#### [Requirement]
Where a line contains the word "SwinScore", copy that line in full.

▬▬▬

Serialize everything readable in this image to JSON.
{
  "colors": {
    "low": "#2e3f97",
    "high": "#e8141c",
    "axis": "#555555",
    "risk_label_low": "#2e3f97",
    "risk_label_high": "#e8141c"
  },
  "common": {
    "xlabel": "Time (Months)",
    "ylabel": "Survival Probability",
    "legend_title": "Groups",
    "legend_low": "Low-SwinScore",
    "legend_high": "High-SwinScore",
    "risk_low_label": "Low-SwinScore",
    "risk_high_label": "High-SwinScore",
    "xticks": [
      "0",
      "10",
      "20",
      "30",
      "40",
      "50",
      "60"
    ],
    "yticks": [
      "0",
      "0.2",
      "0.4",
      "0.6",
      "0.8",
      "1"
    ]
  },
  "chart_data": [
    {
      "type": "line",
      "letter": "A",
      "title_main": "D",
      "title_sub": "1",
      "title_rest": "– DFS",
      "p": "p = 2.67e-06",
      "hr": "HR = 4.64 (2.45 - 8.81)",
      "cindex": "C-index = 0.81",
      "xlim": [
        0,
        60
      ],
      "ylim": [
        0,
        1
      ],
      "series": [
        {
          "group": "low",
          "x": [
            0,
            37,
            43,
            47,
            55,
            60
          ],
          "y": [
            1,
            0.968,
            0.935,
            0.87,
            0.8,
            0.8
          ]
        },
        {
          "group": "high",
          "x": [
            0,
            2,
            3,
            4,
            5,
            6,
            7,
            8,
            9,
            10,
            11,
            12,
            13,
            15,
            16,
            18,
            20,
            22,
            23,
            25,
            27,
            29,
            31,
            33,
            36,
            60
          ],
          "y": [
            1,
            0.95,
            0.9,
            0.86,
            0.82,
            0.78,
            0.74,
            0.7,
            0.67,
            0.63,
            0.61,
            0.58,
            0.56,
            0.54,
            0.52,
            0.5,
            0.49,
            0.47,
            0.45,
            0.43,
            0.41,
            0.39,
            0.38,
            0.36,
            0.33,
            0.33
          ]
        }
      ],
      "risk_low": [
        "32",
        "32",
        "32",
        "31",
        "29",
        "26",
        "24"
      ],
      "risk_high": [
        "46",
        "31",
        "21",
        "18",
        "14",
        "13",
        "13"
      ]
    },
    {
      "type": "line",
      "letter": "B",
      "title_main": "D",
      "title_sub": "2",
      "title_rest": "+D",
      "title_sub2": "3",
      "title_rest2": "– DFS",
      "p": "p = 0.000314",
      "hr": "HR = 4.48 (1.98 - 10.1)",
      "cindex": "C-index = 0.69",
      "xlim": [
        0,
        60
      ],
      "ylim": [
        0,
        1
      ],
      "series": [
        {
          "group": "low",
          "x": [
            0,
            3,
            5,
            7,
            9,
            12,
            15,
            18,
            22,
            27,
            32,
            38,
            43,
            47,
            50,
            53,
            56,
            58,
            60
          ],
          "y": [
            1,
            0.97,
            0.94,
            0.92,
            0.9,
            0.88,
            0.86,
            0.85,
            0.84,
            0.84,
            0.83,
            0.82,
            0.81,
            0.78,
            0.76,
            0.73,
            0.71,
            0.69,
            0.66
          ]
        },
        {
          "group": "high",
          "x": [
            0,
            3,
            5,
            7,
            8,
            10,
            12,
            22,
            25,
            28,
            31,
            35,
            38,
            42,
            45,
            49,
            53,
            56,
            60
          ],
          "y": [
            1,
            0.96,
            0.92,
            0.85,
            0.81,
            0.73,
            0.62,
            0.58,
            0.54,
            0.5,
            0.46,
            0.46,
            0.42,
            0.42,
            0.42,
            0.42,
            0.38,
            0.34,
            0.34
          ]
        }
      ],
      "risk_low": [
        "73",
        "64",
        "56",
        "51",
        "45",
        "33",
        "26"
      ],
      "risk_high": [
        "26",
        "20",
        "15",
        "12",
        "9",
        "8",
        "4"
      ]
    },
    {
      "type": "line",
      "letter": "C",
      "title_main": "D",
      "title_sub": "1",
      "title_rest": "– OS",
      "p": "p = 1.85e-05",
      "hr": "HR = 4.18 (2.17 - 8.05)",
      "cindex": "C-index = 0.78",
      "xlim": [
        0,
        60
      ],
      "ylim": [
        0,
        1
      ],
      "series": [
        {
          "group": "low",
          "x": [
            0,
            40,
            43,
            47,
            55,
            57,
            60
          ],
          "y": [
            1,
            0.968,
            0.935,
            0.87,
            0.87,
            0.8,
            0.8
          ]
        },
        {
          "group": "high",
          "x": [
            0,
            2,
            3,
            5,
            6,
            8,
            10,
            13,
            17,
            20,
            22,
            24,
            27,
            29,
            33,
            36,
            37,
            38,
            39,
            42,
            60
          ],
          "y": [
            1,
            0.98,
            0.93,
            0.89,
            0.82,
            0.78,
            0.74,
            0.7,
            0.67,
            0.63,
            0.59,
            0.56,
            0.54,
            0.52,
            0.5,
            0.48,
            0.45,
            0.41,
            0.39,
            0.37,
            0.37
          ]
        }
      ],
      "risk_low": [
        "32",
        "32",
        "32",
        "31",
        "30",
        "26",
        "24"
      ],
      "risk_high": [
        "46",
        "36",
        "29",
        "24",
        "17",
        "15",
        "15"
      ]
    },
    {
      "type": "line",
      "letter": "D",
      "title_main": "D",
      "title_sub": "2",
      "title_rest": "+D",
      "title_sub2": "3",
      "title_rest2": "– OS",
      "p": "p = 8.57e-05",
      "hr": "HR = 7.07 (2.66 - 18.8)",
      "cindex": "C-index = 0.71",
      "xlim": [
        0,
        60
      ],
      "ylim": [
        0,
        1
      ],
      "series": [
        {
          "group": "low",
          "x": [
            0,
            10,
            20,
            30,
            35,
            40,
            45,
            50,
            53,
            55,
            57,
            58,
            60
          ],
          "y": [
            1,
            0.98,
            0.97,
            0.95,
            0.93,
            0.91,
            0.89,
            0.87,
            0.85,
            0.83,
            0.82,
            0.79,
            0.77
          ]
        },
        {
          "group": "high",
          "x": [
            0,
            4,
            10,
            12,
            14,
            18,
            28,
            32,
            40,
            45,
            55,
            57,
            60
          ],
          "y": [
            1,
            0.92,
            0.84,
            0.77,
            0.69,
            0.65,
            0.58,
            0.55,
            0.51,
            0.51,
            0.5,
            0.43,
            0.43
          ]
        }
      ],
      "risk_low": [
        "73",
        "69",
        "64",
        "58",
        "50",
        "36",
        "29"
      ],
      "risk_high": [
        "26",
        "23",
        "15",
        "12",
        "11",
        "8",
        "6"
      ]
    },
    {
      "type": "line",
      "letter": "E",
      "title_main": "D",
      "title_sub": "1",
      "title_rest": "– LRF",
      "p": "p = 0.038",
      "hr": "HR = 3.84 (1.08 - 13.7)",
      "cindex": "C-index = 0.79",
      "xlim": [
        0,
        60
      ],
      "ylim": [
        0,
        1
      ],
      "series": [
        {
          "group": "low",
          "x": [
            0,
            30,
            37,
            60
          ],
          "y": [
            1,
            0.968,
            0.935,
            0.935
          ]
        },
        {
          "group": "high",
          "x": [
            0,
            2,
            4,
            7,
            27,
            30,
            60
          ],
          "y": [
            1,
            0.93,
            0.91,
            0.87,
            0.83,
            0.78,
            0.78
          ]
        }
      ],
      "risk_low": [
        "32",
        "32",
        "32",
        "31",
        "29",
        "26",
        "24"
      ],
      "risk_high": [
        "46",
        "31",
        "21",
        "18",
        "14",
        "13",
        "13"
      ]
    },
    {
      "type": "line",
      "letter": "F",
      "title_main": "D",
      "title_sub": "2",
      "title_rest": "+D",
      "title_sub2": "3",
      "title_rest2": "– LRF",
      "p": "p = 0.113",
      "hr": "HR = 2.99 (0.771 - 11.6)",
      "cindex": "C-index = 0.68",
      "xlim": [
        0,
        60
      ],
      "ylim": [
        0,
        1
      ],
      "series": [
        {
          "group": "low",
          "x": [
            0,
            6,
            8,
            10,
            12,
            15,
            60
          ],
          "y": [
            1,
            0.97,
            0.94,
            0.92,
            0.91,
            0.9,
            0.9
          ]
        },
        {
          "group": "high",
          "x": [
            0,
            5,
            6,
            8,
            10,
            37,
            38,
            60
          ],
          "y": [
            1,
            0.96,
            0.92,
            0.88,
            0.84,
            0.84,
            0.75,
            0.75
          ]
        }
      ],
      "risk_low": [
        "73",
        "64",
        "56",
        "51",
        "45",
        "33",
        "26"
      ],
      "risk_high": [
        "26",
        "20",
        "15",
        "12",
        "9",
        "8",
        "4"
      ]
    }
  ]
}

▬▬▬

#### [Result of the task]
    "legend_low": "Low-SwinScore",
    "legend_high": "High-SwinScore",
    "risk_low_label": "Low-SwinScore",
    "risk_high_label": "High-SwinScore",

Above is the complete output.